**Exercise brief:**
Tally the lines in the data that follows that include the word "screenshot", and report nothing but the total.

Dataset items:

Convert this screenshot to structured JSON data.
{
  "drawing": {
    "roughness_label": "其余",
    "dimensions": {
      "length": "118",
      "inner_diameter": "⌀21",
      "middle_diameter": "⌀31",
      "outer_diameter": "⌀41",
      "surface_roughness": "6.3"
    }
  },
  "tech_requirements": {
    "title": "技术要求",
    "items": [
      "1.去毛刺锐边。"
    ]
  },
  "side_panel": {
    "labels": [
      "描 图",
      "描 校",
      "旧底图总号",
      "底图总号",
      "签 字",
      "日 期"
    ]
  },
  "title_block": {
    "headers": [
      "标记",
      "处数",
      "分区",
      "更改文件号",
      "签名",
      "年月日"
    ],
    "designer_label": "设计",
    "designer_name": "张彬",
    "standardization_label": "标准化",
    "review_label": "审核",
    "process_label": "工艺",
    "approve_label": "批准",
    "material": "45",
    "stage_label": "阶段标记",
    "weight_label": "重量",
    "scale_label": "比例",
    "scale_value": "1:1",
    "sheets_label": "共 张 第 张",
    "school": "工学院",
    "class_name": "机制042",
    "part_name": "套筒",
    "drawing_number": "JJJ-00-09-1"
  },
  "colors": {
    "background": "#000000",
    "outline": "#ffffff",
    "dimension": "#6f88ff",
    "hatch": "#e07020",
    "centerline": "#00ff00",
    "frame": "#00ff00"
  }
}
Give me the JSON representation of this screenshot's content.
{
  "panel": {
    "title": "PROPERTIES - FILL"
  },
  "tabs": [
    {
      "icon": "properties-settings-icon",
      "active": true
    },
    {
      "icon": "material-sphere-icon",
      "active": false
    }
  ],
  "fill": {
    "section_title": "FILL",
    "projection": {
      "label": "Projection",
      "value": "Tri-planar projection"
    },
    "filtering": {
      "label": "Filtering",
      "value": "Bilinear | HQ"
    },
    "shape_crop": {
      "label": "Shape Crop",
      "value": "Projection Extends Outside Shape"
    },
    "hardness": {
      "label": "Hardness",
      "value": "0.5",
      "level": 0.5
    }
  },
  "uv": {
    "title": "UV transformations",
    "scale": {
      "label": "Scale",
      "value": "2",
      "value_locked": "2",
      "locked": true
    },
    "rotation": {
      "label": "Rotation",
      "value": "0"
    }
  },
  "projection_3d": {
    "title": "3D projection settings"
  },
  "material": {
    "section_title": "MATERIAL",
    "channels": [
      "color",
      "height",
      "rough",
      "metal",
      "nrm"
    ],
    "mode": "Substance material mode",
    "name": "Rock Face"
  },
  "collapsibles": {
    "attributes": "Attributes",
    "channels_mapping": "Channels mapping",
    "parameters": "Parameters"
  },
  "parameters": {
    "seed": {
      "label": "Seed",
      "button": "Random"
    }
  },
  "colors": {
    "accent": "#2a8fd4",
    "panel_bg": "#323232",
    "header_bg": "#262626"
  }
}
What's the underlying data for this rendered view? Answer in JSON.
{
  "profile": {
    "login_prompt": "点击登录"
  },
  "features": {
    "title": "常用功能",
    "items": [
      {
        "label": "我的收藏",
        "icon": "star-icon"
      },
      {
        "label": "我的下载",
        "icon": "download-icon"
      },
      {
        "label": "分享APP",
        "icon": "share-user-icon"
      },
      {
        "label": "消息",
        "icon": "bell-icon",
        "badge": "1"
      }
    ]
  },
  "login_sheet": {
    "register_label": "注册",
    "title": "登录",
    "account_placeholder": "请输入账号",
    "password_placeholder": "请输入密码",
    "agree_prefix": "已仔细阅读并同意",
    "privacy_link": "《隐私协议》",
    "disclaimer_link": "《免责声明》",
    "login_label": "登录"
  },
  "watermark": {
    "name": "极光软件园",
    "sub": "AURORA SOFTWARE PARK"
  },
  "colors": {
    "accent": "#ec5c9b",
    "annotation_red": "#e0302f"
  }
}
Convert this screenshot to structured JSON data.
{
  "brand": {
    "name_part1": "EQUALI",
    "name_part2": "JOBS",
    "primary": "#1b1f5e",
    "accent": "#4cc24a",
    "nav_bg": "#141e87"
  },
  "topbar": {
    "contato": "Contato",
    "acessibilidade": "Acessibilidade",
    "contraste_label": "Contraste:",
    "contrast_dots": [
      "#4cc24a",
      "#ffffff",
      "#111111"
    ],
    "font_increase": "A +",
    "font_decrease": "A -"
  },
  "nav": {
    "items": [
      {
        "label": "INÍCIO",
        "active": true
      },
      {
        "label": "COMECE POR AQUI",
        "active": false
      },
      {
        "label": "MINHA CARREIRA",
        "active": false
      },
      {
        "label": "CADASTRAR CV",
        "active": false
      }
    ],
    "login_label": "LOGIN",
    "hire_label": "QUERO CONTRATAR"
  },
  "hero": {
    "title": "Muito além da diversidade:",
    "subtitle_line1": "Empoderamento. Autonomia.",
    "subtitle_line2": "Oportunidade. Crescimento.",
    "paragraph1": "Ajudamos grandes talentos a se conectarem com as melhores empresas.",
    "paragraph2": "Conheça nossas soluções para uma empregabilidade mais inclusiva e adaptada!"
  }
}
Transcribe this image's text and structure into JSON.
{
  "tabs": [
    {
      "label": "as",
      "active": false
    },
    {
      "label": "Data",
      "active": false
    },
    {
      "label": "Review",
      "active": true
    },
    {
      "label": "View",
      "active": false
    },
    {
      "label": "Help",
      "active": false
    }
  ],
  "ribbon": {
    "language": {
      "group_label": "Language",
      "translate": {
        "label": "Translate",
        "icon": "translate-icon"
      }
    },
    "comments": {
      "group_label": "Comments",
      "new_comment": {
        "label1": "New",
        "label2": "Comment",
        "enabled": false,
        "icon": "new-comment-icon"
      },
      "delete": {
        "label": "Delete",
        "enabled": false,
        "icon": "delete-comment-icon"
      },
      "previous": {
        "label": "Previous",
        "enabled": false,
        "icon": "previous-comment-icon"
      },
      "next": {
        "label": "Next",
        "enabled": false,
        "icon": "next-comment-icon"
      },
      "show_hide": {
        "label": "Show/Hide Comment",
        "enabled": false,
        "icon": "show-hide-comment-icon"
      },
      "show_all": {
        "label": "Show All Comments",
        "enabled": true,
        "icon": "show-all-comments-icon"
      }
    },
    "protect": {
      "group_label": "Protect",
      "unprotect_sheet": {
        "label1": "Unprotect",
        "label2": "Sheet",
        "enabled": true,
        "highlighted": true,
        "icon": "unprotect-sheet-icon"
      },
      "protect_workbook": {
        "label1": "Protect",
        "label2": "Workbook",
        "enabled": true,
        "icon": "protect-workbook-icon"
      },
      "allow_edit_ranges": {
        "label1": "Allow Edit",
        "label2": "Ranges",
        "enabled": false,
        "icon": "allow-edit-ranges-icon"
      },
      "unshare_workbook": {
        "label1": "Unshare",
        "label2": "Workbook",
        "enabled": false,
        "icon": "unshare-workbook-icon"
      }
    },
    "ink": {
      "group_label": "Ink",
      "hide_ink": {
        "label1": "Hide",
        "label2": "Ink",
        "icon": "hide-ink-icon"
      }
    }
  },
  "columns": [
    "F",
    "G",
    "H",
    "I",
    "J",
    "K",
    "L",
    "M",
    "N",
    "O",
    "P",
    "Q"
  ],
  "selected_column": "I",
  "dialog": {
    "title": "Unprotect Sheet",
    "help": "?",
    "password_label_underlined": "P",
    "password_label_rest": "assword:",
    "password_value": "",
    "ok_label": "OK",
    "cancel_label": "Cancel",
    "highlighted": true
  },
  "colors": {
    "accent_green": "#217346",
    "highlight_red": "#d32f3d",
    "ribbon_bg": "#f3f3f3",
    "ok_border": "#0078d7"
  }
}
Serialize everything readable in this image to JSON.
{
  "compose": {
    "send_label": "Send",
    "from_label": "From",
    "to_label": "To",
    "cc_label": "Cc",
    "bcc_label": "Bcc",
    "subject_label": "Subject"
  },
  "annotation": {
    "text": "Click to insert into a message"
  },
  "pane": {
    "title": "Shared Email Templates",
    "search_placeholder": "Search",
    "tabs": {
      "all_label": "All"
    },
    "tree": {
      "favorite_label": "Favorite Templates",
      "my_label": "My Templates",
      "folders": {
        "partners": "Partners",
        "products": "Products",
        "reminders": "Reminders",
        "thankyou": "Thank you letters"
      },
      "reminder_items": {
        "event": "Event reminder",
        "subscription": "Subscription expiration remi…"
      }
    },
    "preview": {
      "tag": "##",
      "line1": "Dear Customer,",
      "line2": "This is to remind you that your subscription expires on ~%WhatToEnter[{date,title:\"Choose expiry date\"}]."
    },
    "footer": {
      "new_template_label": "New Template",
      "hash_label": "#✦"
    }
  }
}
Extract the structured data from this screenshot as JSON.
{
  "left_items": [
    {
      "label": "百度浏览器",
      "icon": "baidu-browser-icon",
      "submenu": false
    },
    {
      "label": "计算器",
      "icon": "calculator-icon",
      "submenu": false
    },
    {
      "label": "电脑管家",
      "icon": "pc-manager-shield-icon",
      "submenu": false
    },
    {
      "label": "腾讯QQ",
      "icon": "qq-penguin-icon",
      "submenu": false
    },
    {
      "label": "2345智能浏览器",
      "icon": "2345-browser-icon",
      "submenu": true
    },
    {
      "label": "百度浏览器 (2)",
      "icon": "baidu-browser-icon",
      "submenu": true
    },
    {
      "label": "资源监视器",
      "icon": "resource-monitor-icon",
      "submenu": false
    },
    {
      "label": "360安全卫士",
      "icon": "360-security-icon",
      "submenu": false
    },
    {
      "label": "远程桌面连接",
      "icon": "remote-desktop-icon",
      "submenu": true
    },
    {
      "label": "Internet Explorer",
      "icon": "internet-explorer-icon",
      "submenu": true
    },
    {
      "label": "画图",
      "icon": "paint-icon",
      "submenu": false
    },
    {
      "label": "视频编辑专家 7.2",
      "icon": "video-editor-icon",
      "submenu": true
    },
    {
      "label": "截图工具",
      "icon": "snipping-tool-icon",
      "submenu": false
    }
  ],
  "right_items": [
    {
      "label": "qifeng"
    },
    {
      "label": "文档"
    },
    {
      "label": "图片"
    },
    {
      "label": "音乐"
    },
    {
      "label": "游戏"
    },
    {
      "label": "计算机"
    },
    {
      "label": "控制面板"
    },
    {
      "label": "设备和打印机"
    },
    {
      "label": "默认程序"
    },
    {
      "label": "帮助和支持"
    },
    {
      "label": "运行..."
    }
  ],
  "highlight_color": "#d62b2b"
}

**Solution:**
4